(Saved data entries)
*-*-*

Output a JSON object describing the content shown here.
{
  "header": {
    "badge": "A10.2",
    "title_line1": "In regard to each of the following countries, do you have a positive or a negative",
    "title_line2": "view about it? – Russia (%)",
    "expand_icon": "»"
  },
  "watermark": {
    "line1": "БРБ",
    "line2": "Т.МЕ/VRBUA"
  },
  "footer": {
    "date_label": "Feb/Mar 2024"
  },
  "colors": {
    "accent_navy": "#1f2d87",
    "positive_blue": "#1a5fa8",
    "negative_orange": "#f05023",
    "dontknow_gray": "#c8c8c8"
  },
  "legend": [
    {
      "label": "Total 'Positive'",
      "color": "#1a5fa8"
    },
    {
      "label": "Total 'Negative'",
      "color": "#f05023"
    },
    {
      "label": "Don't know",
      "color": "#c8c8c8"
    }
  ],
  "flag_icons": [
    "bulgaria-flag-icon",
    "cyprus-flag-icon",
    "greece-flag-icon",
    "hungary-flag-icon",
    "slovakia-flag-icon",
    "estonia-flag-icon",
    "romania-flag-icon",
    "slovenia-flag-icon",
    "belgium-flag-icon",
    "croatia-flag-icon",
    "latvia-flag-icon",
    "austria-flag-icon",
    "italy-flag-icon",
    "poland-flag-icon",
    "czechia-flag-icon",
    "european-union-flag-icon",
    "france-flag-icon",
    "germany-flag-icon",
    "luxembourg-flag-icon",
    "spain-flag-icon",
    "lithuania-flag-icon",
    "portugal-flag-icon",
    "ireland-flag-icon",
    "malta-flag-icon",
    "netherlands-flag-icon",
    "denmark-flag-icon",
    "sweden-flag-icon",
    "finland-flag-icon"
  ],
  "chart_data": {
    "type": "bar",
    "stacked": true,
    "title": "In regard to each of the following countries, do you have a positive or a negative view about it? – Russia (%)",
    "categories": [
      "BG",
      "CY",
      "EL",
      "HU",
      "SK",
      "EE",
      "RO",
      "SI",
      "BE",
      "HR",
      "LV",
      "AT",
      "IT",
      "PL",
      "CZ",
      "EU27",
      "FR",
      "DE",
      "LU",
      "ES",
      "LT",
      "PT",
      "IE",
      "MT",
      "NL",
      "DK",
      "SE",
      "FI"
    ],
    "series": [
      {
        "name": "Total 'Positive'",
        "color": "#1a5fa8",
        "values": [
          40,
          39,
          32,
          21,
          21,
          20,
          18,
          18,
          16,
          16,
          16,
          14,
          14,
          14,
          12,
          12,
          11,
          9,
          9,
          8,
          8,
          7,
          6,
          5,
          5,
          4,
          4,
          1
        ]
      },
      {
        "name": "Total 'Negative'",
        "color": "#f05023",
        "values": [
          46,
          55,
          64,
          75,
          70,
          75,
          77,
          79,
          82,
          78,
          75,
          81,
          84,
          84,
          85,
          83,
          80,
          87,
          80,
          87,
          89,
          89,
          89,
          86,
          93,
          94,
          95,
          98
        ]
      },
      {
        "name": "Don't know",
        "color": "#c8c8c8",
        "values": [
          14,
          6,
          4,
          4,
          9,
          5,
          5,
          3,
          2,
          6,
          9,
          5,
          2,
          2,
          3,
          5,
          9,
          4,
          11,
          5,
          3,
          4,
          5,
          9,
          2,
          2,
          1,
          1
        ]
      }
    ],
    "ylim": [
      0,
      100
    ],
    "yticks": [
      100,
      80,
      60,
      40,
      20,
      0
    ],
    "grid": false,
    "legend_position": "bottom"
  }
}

*-*-*

## Task details
What is the number of lines in the data above that include the word "have"? Answer with that number only.

## The output
2